### JOB
Each line that holds the word "Read" should be returned.

[Data entries]

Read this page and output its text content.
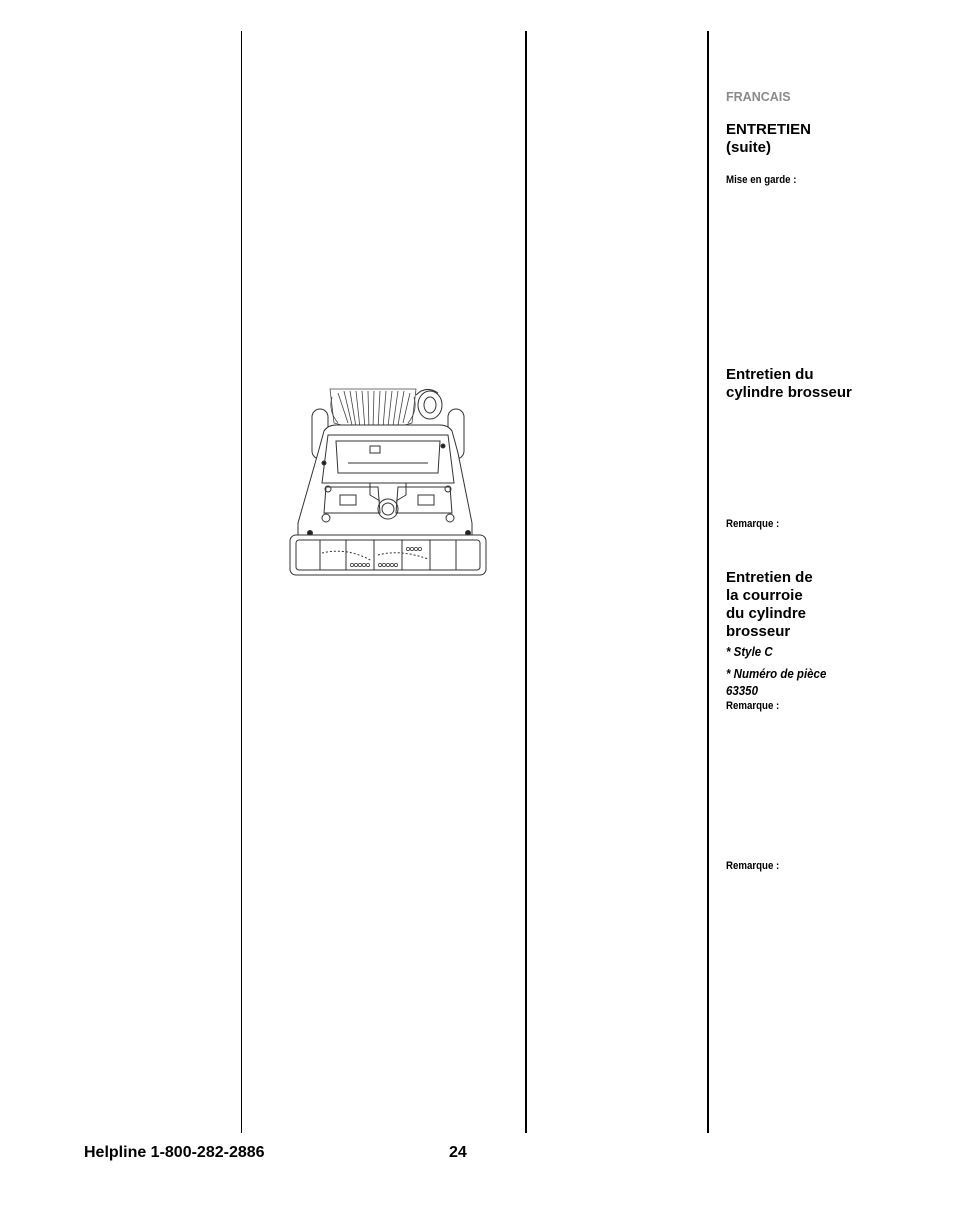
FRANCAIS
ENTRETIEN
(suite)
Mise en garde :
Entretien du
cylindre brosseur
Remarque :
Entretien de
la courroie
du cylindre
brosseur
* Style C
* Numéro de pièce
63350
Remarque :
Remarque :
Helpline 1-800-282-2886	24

==

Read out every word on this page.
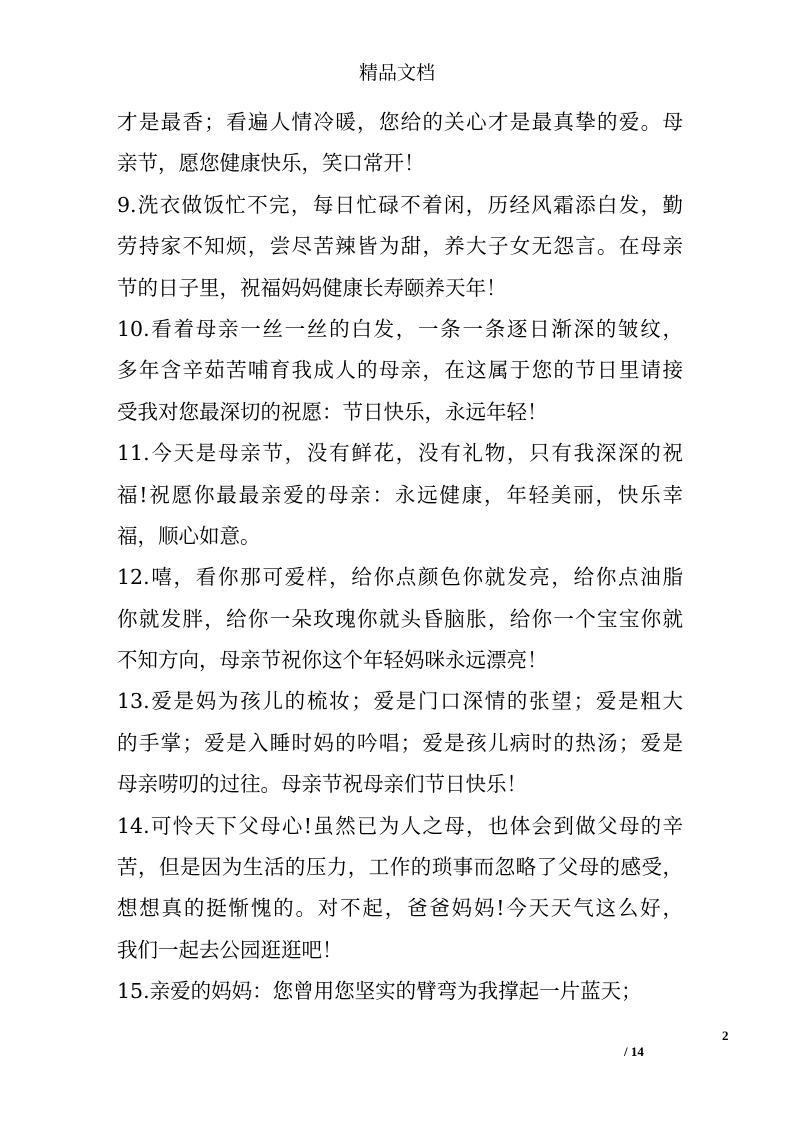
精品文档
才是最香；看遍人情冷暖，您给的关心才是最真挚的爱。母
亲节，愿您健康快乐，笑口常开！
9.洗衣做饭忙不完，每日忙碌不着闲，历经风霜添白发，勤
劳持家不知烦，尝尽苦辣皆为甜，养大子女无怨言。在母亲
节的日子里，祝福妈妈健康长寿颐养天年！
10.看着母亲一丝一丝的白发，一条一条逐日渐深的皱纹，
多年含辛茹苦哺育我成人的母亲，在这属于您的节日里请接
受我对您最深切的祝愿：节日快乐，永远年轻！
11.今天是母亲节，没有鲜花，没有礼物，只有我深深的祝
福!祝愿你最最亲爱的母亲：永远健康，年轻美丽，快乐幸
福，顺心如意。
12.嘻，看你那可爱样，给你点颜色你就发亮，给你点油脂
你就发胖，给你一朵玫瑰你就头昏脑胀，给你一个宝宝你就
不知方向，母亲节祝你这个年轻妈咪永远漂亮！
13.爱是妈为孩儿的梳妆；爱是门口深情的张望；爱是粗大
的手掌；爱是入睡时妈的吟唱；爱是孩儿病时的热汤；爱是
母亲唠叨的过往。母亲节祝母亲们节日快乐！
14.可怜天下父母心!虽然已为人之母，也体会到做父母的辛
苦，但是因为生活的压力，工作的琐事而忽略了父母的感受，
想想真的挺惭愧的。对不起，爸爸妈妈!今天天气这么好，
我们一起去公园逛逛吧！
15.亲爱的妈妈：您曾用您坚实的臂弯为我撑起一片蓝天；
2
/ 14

--

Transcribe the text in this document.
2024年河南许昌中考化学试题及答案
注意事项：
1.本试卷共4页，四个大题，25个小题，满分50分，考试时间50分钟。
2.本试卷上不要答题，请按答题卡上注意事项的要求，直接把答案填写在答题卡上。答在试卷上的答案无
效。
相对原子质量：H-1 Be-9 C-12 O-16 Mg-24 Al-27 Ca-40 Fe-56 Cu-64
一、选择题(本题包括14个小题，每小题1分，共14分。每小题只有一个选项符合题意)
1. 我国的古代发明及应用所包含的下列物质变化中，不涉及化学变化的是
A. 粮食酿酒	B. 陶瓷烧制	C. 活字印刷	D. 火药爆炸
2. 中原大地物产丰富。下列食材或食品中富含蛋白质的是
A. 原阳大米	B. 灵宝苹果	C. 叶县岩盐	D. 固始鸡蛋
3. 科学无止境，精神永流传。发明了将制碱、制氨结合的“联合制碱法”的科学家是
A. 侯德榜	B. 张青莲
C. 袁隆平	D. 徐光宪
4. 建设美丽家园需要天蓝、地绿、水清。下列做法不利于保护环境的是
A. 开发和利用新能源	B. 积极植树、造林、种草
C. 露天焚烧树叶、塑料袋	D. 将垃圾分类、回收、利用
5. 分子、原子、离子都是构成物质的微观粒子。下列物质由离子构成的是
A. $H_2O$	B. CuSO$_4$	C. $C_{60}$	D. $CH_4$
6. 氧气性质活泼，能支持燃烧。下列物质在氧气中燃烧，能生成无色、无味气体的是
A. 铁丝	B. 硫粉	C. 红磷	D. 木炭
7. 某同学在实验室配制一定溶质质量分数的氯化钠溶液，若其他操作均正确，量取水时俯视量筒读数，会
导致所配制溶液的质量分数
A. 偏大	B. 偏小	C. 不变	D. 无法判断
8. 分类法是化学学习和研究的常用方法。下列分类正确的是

### IN RESPONSE
Read this page and output its text content.
Read out every word on this page.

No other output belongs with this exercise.